## To be done:
Every line below should be repeated exactly.

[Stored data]
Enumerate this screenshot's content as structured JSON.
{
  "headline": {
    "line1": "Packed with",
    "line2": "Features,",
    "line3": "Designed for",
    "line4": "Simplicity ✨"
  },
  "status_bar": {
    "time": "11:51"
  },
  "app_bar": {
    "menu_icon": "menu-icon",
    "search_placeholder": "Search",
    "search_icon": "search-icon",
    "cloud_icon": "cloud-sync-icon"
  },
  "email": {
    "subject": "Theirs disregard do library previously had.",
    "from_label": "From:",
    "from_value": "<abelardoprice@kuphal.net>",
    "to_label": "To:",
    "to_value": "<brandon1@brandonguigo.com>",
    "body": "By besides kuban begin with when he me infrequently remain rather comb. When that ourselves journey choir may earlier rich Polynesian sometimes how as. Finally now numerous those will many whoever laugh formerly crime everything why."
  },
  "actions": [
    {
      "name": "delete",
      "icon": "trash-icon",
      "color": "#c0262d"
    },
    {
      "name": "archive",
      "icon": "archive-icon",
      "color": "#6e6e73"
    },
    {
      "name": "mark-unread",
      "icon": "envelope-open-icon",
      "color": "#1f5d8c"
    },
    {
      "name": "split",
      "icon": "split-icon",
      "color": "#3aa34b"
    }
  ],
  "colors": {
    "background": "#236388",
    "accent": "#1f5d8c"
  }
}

## Output for this exercise:
Enumerate this screenshot's content as structured JSON.
{
  "headline": {
    "line1": "Packed with",
    "line2": "Features,",
    "line3": "Designed for",
    "line4": "Simplicity ✨"
  },
  "status_bar": {
    "time": "11:51"
  },
  "app_bar": {
    "menu_icon": "menu-icon",
    "search_placeholder": "Search",
    "search_icon": "search-icon",
    "cloud_icon": "cloud-sync-icon"
  },
  "email": {
    "subject": "Theirs disregard do library previously had.",
    "from_label": "From:",
    "from_value": "<abelardoprice@kuphal.net>",
    "to_label": "To:",
    "to_value": "<brandon1@brandonguigo.com>",
    "body": "By besides kuban begin with when he me infrequently remain rather comb. When that ourselves journey choir may earlier rich Polynesian sometimes how as. Finally now numerous those will many whoever laugh formerly crime everything why."
  },
  "actions": [
    {
      "name": "delete",
      "icon": "trash-icon",
      "color": "#c0262d"
    },
    {
      "name": "archive",
      "icon": "archive-icon",
      "color": "#6e6e73"
    },
    {
      "name": "mark-unread",
      "icon": "envelope-open-icon",
      "color": "#1f5d8c"
    },
    {
      "name": "split",
      "icon": "split-icon",
      "color": "#3aa34b"
    }
  ],
  "colors": {
    "background": "#236388",
    "accent": "#1f5d8c"
  }
}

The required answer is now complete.